Items listed in a dataset:
>> Start

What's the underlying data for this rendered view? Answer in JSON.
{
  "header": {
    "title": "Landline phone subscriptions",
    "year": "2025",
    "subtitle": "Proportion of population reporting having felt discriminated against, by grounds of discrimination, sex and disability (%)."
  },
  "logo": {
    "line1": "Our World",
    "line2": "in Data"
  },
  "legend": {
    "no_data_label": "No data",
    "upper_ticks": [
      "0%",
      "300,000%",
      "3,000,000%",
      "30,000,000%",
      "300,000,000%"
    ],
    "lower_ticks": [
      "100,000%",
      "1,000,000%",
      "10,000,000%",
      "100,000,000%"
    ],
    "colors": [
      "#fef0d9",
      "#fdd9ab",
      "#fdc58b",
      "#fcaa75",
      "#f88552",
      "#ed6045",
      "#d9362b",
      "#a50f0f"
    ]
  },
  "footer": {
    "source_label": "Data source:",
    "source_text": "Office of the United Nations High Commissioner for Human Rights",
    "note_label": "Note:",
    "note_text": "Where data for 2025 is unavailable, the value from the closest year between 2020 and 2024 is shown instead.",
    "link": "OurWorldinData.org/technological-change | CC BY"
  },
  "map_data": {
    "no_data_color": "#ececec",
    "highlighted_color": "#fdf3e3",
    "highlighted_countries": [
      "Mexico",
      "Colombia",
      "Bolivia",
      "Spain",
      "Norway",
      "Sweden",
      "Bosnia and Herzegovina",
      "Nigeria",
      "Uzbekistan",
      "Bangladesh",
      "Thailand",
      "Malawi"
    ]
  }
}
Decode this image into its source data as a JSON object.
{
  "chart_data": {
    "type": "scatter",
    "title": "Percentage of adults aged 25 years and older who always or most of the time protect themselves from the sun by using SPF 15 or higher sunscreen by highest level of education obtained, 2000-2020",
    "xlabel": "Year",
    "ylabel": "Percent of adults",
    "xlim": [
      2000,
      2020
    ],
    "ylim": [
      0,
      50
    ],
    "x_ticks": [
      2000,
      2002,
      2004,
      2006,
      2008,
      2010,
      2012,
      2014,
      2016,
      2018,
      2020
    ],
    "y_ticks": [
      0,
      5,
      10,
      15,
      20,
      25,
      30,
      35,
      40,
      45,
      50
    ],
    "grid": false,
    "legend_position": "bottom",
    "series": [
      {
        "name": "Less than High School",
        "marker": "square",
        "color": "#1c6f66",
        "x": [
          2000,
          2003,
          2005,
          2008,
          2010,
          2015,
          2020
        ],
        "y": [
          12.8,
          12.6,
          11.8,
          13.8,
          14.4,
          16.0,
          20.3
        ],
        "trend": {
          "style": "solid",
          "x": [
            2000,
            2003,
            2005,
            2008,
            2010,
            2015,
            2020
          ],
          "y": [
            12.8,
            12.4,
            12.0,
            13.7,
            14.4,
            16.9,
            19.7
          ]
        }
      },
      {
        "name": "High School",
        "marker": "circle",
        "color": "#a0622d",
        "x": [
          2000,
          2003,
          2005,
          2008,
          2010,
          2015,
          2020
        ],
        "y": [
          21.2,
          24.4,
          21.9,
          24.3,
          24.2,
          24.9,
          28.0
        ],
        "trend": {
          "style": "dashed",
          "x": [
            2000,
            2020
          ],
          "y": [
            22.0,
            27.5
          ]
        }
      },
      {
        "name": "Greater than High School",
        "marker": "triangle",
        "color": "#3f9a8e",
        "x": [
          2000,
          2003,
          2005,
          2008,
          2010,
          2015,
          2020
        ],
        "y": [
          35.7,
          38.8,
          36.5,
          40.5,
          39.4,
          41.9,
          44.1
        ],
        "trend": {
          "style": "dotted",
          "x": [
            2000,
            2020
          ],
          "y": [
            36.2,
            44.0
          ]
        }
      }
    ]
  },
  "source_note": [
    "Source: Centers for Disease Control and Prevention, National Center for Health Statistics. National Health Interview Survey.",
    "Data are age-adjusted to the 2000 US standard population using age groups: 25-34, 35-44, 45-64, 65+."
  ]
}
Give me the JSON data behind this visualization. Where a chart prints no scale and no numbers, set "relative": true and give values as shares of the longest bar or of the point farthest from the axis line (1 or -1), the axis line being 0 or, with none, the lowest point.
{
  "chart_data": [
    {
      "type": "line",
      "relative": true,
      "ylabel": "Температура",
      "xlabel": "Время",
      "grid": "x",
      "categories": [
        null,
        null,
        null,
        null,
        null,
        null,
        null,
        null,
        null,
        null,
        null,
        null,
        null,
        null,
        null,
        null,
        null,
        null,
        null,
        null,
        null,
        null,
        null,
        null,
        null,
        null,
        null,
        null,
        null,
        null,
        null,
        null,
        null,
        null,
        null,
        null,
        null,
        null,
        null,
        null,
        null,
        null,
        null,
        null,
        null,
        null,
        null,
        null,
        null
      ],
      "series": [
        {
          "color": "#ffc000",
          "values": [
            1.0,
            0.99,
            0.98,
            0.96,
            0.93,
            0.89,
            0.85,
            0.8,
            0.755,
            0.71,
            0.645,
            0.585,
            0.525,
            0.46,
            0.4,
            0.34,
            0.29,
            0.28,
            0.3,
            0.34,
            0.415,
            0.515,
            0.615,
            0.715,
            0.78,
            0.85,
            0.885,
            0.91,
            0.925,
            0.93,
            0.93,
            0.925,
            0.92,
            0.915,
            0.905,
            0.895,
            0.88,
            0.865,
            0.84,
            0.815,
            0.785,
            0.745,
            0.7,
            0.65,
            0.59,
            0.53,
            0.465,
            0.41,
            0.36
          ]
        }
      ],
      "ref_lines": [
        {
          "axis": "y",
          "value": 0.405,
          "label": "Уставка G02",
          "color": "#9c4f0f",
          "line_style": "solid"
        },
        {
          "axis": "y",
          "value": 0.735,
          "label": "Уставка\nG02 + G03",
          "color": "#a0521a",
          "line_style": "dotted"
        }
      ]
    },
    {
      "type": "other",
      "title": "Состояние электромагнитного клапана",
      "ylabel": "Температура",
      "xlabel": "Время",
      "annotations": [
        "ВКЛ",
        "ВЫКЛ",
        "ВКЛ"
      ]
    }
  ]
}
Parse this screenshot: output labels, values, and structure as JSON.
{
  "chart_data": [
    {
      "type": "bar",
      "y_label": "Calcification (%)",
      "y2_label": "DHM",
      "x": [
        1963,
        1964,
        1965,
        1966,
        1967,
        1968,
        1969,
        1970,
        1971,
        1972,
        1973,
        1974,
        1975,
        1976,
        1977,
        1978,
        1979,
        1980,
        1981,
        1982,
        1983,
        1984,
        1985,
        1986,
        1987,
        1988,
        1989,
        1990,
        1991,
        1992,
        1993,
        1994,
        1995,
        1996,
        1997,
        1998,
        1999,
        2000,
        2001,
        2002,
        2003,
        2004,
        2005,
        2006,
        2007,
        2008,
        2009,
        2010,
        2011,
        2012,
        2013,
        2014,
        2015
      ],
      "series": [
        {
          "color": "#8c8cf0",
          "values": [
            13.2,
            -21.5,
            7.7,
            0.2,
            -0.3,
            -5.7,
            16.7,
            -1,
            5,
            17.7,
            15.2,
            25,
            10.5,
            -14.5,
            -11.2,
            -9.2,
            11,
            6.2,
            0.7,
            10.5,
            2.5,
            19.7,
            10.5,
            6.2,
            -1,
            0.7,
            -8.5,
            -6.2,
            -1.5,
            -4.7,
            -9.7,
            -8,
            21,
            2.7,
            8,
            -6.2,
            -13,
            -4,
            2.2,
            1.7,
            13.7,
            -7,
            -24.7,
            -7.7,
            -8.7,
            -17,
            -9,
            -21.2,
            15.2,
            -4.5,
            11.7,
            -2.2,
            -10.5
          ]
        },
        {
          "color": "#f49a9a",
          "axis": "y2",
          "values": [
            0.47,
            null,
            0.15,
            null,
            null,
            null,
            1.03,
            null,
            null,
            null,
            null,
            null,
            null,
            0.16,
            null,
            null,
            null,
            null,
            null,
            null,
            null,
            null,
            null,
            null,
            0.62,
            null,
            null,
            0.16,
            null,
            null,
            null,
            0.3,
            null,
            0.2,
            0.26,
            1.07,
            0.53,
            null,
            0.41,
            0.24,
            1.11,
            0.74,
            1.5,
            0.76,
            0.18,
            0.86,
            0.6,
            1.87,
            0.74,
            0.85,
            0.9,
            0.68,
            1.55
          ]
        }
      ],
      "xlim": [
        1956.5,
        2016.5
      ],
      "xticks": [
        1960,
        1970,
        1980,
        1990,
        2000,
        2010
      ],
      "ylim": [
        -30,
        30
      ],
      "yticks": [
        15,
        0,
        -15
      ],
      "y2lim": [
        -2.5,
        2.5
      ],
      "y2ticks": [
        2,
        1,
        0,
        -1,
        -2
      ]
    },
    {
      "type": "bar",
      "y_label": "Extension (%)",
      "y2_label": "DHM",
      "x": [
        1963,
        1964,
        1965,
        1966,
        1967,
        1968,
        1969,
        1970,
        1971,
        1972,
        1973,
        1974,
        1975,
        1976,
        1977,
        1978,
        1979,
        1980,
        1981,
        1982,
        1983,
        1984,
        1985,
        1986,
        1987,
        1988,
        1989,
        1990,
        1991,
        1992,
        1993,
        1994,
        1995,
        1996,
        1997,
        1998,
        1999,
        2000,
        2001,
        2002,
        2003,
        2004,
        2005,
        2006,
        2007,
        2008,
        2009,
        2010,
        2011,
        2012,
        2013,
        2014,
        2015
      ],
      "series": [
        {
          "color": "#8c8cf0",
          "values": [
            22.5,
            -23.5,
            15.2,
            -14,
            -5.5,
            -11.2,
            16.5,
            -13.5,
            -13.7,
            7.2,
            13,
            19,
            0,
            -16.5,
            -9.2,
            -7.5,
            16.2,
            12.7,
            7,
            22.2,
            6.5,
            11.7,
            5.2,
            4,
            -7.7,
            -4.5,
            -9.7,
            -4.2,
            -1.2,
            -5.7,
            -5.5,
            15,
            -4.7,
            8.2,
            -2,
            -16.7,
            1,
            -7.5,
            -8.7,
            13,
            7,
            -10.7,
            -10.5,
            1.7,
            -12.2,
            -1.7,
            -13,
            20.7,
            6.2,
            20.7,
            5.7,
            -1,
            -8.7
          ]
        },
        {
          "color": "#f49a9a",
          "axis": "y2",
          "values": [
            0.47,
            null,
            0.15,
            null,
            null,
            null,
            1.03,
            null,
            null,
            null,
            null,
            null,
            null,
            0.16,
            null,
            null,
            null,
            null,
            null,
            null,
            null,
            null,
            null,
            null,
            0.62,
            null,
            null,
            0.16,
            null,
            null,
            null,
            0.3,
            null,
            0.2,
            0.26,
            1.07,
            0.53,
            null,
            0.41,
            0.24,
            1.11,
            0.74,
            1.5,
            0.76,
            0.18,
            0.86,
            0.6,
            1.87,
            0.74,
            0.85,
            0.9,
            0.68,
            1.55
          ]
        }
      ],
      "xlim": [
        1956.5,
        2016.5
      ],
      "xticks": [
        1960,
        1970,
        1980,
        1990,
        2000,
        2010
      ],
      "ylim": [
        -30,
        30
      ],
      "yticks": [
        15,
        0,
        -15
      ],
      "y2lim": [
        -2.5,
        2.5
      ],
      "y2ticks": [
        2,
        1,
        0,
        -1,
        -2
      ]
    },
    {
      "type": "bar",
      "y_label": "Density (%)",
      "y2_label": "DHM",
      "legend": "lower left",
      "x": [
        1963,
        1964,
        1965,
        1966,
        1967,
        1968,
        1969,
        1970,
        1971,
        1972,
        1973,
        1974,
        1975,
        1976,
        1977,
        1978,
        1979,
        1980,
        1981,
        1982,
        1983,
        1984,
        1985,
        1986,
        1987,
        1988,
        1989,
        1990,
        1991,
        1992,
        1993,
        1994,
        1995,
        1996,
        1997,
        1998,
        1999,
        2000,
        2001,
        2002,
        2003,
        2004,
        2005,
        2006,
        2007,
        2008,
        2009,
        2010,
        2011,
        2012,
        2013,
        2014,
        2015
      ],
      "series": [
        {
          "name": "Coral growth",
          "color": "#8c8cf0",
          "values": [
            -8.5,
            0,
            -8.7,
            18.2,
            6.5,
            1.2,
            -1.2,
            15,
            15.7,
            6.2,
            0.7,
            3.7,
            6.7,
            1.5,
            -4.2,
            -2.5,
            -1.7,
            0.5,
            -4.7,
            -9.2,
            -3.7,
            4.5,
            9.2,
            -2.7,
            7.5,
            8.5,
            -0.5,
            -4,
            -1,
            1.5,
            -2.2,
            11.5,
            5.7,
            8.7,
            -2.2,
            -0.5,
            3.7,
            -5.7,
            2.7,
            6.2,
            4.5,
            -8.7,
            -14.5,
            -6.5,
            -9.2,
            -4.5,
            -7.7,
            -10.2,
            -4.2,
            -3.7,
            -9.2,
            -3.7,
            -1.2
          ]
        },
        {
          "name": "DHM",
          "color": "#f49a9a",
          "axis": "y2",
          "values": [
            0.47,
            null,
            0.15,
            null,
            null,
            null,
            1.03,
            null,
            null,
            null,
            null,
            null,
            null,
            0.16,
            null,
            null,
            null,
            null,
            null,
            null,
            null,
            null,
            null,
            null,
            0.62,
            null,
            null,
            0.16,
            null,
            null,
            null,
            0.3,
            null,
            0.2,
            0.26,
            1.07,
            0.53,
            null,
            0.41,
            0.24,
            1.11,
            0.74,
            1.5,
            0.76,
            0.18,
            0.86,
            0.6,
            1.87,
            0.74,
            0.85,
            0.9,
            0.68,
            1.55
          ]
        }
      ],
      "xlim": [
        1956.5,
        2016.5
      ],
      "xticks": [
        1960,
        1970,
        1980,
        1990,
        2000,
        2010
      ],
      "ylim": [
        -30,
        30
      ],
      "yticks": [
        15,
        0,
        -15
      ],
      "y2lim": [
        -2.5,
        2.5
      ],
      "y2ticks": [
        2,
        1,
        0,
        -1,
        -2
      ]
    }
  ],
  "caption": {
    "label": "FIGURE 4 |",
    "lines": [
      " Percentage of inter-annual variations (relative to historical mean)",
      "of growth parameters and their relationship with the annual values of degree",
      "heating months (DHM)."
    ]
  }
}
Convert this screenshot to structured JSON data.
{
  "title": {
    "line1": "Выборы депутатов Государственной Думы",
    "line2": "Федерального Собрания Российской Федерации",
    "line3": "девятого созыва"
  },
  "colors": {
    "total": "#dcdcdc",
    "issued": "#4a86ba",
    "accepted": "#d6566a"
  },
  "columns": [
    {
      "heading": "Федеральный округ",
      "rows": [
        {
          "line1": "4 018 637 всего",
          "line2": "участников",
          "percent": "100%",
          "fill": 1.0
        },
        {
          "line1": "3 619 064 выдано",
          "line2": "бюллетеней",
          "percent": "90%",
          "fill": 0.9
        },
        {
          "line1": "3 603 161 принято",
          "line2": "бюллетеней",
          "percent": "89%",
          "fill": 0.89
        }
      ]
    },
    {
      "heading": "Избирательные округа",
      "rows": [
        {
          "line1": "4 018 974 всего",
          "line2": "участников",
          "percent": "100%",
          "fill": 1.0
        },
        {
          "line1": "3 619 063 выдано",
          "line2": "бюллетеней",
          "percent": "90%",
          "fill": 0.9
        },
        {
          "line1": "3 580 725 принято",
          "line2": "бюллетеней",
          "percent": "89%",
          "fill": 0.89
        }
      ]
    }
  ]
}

>> End

▶ **DESCRIPTION OF THE TASK**
Reproduce only the lines between the line containing "Convert this screenshot" and the last line of the records, those two lines included, exactly.

▶ **OUTPUT**
Convert this screenshot to structured JSON data.
{
  "title": {
    "line1": "Выборы депутатов Государственной Думы",
    "line2": "Федерального Собрания Российской Федерации",
    "line3": "девятого созыва"
  },
  "colors": {
    "total": "#dcdcdc",
    "issued": "#4a86ba",
    "accepted": "#d6566a"
  },
  "columns": [
    {
      "heading": "Федеральный округ",
      "rows": [
        {
          "line1": "4 018 637 всего",
          "line2": "участников",
          "percent": "100%",
          "fill": 1.0
        },
        {
          "line1": "3 619 064 выдано",
          "line2": "бюллетеней",
          "percent": "90%",
          "fill": 0.9
        },
        {
          "line1": "3 603 161 принято",
          "line2": "бюллетеней",
          "percent": "89%",
          "fill": 0.89
        }
      ]
    },
    {
      "heading": "Избирательные округа",
      "rows": [
        {
          "line1": "4 018 974 всего",
          "line2": "участников",
          "percent": "100%",
          "fill": 1.0
        },
        {
          "line1": "3 619 063 выдано",
          "line2": "бюллетеней",
          "percent": "90%",
          "fill": 0.9
        },
        {
          "line1": "3 580 725 принято",
          "line2": "бюллетеней",
          "percent": "89%",
          "fill": 0.89
        }
      ]
    }
  ]
}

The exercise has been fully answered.